---------- Entries
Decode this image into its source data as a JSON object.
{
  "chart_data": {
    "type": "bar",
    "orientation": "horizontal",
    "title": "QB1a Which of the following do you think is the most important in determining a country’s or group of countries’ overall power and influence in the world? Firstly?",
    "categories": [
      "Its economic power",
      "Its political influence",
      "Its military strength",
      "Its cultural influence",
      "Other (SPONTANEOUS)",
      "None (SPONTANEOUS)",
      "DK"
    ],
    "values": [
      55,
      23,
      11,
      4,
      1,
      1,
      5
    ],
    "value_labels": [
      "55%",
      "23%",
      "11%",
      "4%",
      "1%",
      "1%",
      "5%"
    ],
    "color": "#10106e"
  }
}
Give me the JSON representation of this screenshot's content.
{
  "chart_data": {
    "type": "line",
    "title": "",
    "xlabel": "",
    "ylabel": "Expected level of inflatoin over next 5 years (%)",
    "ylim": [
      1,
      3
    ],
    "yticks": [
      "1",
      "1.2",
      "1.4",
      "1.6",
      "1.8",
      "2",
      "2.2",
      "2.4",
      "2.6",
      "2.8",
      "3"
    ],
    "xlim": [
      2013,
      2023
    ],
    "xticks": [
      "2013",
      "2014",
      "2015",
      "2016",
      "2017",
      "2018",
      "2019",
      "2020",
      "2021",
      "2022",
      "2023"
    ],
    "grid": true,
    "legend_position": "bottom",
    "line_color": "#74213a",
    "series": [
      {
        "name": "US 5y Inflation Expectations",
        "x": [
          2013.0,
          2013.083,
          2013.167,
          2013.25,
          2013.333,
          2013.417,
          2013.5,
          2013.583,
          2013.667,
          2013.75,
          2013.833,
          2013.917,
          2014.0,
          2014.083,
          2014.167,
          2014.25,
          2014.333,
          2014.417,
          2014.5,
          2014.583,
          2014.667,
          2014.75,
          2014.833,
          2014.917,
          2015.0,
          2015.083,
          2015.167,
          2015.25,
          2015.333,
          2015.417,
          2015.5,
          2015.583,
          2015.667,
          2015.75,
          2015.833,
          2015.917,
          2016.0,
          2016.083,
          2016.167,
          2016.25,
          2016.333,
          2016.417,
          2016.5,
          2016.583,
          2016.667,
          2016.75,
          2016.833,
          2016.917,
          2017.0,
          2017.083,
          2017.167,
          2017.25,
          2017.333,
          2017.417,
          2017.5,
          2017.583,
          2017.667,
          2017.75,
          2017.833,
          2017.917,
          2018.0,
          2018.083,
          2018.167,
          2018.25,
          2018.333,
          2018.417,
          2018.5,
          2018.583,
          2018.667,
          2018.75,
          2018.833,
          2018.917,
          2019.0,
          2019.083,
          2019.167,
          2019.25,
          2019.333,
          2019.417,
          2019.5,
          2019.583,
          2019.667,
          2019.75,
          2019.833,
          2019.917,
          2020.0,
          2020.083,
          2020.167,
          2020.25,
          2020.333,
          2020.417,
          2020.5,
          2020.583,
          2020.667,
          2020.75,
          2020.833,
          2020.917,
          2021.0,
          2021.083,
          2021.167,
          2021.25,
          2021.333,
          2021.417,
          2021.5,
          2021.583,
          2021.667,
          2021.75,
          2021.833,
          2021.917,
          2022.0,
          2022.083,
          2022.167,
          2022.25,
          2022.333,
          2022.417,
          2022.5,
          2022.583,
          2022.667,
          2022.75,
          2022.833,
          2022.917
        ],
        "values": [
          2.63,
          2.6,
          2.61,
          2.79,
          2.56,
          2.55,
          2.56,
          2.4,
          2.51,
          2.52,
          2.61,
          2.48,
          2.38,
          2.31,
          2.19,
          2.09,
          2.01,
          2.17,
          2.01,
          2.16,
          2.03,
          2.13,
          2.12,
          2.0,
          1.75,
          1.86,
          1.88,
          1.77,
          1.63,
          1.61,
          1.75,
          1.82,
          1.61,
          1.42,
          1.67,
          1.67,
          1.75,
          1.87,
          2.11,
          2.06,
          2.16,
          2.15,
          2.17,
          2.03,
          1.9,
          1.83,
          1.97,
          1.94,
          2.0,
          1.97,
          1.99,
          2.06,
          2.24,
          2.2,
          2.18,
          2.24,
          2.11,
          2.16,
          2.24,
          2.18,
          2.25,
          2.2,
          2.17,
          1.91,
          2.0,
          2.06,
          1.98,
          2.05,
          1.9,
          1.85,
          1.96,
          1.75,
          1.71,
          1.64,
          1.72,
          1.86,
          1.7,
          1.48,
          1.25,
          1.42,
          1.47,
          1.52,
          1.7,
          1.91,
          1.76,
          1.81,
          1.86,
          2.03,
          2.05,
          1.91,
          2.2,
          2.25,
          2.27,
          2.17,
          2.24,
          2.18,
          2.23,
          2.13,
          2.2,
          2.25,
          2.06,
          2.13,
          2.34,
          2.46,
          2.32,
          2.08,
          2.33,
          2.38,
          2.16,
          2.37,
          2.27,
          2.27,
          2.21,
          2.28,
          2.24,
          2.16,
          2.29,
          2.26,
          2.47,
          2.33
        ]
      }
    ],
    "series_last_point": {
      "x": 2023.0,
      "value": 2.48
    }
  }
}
--------------------
- Given request
Copy out every line holding the string "JSON".

- Task response
Decode this image into its source data as a JSON object.
Give me the JSON representation of this screenshot's content.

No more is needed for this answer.